The task
Gather every line that includes the word "Just", please.

[Collected data entries]
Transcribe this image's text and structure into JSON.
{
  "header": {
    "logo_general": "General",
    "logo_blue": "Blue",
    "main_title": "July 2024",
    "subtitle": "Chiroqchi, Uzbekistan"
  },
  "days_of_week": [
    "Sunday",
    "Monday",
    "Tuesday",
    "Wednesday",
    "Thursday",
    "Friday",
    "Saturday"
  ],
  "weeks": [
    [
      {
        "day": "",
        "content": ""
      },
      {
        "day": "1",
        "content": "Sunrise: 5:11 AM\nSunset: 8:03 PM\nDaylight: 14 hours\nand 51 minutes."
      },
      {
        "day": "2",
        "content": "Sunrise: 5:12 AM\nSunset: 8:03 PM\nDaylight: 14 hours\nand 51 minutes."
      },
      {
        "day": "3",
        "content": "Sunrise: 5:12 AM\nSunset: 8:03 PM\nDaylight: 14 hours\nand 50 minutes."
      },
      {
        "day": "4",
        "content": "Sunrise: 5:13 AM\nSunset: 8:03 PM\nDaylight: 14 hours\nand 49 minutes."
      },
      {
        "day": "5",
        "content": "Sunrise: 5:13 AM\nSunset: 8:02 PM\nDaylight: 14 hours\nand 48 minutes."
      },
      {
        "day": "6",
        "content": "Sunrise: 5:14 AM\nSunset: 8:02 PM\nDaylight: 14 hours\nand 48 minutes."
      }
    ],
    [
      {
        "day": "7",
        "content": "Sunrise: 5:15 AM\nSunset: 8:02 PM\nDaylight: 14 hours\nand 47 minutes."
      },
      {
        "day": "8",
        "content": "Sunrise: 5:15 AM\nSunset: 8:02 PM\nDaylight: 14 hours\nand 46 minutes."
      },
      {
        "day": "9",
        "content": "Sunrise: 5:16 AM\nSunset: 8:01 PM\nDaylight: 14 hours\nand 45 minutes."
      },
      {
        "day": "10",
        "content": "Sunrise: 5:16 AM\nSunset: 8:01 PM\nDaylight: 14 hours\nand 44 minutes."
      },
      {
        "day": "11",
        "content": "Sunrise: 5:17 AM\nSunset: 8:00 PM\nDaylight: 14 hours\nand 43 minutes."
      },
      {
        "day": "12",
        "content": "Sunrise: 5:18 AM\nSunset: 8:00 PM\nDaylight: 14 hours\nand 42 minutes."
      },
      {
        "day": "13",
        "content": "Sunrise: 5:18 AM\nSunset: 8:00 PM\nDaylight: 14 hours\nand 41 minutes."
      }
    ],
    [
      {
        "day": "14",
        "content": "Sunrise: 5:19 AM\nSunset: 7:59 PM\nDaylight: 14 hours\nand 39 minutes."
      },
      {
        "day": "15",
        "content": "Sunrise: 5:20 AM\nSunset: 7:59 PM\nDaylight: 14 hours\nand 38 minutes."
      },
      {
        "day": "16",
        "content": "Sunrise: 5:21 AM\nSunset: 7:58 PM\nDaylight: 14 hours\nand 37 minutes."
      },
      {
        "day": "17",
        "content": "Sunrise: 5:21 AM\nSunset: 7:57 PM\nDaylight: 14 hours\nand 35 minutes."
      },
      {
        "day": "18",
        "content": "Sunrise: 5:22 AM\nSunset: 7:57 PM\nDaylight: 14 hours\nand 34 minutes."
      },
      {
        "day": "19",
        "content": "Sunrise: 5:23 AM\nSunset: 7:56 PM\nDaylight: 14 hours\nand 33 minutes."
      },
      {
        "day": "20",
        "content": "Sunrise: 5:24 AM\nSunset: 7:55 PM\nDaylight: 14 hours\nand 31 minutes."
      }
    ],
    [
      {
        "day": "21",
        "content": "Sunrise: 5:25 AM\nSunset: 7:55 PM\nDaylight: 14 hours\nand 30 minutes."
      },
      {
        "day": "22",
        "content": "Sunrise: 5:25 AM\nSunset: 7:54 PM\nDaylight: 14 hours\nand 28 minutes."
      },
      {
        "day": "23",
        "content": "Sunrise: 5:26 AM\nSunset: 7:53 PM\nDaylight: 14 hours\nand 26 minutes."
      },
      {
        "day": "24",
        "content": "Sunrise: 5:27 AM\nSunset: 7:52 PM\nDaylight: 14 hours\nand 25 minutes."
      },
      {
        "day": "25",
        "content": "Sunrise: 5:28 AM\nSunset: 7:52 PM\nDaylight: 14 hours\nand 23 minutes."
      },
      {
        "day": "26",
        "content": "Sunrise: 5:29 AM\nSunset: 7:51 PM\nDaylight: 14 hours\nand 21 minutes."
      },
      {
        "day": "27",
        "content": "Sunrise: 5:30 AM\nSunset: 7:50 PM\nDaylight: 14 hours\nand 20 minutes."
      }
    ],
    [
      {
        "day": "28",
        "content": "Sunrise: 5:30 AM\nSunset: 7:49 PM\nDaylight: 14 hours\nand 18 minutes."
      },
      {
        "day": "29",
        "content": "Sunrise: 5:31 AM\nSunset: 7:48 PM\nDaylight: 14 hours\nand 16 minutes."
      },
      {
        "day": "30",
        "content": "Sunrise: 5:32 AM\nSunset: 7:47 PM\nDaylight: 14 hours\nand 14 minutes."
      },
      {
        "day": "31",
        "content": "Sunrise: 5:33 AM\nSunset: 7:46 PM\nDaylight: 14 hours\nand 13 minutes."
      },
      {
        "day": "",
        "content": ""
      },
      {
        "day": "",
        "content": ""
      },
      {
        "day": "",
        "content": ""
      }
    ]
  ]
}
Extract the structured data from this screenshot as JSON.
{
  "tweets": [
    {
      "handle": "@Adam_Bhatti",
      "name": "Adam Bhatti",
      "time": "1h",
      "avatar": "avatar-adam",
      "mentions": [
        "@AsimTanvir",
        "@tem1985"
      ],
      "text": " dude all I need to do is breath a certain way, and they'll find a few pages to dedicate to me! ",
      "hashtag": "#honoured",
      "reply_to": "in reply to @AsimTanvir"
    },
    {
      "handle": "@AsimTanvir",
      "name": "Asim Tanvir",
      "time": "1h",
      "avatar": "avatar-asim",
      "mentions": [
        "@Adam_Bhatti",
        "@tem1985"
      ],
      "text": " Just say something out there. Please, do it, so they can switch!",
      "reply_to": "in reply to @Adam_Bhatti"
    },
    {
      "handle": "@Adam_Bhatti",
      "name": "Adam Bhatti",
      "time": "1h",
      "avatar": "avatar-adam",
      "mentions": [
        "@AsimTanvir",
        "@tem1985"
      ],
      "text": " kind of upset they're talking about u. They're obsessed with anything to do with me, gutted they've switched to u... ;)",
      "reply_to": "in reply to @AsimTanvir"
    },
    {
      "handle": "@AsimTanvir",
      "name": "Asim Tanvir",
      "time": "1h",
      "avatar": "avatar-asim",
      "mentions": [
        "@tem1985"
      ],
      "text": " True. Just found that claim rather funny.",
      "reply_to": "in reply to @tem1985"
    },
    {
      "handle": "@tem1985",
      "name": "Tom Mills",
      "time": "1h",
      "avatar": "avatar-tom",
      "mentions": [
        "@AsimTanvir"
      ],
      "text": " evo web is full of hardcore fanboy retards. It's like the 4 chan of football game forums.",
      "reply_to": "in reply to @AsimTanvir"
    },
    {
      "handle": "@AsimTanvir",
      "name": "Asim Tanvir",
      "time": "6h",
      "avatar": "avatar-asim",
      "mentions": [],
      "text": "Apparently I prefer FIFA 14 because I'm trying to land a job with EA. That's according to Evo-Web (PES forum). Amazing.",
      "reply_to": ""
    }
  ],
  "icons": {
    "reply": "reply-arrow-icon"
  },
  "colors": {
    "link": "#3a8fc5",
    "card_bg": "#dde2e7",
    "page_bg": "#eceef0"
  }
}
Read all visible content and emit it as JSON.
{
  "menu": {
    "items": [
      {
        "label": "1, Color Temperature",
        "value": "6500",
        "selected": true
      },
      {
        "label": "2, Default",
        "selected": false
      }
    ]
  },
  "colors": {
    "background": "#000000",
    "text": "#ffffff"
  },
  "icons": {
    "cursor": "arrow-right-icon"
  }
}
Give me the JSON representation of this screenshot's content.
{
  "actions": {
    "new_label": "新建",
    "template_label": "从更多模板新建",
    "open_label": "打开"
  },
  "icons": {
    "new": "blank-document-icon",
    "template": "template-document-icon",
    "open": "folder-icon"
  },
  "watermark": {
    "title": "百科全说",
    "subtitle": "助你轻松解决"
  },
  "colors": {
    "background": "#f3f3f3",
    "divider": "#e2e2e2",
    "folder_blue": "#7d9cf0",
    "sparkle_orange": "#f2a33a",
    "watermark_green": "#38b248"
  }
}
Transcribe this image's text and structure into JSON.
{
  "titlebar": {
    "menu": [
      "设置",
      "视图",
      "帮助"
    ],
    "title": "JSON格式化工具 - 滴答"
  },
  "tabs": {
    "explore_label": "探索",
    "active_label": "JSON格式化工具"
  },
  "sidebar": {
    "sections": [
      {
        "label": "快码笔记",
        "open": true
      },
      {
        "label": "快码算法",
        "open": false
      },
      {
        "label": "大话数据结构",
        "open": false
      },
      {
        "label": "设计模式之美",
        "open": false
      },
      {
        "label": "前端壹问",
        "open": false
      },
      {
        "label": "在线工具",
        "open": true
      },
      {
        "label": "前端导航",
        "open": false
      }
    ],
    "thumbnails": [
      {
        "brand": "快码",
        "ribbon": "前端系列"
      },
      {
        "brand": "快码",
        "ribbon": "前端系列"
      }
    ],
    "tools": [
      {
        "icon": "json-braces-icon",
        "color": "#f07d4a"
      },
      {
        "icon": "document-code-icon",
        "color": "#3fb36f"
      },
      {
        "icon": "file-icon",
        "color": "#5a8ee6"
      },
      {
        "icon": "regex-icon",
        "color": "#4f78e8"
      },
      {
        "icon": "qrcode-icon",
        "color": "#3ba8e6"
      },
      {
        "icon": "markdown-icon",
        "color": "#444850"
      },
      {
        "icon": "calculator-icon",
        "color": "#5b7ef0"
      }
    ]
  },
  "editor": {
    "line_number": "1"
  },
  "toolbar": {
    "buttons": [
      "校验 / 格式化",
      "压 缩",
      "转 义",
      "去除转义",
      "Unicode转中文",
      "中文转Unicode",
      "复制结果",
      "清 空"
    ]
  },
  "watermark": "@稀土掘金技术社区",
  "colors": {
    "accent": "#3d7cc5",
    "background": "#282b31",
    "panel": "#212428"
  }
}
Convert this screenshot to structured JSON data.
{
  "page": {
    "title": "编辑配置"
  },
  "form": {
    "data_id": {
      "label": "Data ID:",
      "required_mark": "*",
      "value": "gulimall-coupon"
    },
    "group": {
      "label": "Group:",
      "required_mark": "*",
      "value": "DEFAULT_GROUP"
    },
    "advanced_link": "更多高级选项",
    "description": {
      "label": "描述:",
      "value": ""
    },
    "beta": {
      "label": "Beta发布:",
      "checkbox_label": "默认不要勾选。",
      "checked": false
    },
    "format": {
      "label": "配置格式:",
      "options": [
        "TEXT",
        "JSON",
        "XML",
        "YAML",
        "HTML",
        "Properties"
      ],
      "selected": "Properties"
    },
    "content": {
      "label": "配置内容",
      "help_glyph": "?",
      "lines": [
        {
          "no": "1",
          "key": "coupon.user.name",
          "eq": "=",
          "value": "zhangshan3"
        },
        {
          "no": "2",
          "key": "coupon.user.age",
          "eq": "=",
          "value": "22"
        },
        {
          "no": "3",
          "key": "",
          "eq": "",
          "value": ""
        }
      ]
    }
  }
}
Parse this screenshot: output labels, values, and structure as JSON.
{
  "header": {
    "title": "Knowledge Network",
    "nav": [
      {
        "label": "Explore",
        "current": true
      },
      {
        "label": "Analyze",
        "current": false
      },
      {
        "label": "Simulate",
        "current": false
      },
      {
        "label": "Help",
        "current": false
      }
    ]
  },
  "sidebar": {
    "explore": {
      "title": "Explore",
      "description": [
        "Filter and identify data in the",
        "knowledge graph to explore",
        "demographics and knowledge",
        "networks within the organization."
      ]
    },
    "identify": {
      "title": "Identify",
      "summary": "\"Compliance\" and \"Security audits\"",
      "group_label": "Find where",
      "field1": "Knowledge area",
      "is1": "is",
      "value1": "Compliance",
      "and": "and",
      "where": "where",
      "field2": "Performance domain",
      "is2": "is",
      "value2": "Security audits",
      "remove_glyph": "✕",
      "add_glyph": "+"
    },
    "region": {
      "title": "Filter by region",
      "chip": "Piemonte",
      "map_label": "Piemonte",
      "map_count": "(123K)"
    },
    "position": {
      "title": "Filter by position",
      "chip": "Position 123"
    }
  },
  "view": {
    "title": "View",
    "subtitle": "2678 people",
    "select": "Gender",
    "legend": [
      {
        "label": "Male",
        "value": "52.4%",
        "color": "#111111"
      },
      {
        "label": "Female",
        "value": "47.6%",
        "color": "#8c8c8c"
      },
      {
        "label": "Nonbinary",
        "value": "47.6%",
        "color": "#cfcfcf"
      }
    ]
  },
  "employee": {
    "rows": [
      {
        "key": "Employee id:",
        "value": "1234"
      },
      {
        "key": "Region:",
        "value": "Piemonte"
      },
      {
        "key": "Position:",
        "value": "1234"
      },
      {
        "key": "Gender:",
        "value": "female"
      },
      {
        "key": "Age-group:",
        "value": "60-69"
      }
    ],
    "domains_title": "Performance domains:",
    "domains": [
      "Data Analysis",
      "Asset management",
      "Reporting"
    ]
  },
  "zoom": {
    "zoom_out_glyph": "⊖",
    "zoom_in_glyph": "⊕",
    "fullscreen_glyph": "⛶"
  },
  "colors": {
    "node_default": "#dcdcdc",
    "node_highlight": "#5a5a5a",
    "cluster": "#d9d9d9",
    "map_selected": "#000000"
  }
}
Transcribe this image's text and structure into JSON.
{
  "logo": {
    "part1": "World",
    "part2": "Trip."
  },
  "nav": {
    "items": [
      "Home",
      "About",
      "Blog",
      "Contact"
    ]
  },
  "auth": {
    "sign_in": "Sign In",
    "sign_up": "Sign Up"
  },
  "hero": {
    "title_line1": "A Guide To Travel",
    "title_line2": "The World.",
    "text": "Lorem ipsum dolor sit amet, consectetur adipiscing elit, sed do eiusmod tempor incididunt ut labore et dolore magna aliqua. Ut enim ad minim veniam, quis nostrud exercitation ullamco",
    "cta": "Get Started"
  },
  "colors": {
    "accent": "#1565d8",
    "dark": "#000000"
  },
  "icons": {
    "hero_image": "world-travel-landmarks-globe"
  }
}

Complete response
      "text": " Just say something out there. Please, do it, so they can switch!",
      "text": " True. Just found that claim rather funny.",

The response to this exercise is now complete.